[Stored data]
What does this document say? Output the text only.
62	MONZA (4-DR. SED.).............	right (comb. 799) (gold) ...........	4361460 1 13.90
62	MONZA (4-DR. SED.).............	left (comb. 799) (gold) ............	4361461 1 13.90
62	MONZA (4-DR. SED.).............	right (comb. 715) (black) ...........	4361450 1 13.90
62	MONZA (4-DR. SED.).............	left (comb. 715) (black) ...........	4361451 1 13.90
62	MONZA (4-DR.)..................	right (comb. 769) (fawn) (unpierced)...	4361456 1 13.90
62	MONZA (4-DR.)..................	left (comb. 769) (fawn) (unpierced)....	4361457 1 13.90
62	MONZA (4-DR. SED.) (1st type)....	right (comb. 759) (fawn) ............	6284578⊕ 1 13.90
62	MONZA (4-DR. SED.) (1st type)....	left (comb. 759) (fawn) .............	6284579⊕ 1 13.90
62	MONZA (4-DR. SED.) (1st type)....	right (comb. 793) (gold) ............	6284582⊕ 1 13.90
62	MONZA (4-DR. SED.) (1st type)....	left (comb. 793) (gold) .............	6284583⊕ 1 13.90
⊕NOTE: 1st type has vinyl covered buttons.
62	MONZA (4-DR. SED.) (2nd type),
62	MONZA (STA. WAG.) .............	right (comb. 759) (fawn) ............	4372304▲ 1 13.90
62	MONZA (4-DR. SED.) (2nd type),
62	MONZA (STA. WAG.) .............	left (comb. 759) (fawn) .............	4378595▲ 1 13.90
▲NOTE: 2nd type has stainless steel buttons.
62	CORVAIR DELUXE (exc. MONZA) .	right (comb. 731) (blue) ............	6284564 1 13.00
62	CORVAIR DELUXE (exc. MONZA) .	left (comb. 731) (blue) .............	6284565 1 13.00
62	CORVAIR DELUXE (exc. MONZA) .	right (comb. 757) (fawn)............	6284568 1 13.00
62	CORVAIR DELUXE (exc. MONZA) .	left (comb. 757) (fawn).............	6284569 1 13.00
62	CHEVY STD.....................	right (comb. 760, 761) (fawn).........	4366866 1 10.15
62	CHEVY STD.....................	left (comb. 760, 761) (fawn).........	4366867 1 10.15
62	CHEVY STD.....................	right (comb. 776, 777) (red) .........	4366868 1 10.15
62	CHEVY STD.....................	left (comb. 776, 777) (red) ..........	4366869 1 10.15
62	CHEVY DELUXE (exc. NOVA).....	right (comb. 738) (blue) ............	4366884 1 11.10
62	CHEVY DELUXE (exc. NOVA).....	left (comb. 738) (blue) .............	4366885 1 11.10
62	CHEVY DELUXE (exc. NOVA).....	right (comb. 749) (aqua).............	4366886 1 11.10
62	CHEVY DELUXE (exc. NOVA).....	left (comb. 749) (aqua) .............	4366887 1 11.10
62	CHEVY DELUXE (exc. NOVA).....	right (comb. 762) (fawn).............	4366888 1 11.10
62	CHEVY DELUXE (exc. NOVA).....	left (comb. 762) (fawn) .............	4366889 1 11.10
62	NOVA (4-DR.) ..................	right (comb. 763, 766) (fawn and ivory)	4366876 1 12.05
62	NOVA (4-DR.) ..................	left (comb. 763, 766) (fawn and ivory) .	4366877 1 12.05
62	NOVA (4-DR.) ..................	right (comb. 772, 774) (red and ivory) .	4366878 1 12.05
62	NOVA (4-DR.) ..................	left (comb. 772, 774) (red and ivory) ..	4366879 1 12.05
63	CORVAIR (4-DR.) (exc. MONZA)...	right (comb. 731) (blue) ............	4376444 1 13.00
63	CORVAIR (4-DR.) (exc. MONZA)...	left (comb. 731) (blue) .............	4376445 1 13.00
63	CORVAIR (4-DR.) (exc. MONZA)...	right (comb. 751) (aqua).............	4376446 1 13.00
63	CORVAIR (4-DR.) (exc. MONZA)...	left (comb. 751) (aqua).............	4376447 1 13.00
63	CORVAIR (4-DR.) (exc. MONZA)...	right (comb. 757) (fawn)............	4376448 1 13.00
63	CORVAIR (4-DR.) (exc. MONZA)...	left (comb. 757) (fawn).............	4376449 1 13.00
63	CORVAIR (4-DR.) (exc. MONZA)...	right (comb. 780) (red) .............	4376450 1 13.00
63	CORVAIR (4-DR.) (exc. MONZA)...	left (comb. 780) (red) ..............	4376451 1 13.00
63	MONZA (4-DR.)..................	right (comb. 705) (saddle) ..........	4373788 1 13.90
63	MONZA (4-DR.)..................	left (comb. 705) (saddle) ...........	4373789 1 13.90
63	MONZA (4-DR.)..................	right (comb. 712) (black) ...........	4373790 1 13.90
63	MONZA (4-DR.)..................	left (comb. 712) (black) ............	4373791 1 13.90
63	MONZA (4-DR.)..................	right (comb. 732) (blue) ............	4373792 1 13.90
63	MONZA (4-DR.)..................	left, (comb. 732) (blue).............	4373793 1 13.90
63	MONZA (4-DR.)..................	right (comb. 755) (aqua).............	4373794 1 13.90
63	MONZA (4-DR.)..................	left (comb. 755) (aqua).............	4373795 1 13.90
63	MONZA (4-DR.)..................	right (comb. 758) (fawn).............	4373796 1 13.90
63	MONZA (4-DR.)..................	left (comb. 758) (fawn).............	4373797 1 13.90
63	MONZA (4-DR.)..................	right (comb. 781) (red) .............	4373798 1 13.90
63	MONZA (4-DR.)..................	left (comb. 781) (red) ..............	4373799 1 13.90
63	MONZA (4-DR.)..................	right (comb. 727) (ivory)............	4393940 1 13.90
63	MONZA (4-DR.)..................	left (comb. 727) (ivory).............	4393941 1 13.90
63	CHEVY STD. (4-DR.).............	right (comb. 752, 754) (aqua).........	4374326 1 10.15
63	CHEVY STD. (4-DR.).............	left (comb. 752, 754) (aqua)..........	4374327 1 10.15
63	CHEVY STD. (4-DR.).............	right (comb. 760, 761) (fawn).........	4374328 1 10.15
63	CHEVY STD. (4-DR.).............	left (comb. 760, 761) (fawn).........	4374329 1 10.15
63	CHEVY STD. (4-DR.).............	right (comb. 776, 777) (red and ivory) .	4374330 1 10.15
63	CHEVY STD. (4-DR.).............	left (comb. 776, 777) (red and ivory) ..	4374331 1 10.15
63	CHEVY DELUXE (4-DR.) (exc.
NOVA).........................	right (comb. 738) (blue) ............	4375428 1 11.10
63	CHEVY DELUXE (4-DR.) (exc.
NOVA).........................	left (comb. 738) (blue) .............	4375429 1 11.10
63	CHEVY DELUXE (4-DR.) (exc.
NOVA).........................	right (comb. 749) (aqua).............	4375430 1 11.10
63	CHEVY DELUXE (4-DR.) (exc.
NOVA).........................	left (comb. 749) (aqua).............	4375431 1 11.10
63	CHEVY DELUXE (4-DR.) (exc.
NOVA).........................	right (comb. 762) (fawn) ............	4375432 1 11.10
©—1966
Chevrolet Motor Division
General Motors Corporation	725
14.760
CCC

■ Prompt ■
Your answer should be a single number: the count of lines in the entries that contain the word "gold".

■ Written response ■
4